▶ _Working data_
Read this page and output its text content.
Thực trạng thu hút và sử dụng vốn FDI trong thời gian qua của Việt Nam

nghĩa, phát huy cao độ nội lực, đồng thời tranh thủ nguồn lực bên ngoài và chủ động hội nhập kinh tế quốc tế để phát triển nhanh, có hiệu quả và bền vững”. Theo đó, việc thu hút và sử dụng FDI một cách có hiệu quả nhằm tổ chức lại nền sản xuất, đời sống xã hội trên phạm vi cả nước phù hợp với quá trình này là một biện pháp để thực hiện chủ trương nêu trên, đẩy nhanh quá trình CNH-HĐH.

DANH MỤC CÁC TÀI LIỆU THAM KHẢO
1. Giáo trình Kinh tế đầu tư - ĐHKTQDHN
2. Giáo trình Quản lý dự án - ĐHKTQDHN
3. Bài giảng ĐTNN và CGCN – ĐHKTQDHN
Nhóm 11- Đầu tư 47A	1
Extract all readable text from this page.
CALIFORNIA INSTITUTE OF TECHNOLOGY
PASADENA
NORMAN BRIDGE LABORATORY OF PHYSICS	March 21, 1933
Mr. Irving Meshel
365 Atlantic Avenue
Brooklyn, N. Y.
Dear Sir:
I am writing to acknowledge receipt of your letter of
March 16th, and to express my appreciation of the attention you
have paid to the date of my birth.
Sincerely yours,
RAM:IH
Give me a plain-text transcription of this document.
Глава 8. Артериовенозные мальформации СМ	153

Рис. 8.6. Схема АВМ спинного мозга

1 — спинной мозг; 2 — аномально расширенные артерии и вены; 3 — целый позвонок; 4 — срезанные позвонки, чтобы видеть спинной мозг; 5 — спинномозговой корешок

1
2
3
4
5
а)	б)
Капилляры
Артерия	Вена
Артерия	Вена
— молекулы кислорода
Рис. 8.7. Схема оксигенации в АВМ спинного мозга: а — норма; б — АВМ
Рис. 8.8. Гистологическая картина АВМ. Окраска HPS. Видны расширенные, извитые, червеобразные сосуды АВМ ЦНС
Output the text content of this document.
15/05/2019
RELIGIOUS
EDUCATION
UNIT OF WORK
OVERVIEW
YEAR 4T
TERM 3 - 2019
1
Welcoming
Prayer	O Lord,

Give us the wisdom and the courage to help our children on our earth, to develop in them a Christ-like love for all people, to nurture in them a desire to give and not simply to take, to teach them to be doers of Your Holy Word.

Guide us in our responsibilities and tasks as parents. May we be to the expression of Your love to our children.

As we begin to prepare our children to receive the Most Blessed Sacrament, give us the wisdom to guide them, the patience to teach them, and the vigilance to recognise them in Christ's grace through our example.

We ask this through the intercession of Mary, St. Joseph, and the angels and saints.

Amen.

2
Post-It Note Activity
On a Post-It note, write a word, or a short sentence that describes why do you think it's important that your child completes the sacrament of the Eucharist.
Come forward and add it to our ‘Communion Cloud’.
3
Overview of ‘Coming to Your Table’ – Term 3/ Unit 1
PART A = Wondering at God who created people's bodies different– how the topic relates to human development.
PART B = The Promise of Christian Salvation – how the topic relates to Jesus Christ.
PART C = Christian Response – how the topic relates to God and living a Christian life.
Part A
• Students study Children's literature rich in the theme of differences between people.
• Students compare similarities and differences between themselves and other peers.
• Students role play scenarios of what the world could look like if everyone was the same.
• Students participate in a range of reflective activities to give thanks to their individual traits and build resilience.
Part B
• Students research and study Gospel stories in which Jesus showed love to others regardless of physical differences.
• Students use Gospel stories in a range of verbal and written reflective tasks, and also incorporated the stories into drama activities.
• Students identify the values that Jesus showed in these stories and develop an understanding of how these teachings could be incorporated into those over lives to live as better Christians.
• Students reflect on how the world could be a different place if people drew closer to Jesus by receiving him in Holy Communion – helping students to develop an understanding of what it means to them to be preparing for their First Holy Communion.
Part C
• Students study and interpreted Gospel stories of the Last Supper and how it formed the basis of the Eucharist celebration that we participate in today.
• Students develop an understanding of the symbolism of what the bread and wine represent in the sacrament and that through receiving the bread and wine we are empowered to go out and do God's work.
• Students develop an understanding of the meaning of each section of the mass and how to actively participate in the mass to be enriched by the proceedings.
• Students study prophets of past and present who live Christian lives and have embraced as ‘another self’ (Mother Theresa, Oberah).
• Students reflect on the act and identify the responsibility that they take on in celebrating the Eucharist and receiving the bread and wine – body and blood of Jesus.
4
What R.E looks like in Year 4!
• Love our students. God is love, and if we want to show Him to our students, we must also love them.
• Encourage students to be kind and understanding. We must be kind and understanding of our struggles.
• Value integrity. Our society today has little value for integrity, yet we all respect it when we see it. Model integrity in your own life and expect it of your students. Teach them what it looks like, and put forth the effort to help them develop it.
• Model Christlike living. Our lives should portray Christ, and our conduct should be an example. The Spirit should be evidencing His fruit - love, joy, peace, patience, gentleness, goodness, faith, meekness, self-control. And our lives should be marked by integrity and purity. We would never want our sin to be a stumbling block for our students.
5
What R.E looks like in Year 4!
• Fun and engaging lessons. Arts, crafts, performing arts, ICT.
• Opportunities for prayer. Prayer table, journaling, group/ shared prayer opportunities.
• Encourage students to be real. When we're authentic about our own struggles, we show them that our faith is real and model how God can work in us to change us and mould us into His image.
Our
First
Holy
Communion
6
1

▶ _Written instruction_
Collect every line from the records above that contains the word "content".

▶ _Written answer_
Read this page and output its text content.
Output the text content of this document.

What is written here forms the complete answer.